*What you should do*: Please find all lines in the data that hold the string "Part" and copy them.

## Begin

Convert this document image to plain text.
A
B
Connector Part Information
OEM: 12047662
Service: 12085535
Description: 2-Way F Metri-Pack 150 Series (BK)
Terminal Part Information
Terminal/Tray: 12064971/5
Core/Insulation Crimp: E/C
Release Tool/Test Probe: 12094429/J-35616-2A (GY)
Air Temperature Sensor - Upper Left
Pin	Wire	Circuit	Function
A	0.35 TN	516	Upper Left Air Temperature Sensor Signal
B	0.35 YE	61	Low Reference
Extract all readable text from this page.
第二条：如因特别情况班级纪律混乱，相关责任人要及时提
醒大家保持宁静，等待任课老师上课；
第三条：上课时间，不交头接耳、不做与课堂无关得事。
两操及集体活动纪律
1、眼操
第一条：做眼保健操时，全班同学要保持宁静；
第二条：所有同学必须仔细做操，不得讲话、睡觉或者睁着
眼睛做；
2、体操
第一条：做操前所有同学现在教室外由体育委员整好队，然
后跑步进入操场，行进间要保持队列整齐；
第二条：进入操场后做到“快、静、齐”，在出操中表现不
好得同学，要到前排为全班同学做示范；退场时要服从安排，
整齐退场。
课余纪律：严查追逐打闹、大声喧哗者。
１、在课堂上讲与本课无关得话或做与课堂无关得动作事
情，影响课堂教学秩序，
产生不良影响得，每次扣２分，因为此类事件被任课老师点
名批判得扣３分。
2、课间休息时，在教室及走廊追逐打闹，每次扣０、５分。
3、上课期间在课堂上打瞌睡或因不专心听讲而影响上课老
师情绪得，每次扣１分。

## End

*Written answer*:
Connector Part Information
Terminal Part Information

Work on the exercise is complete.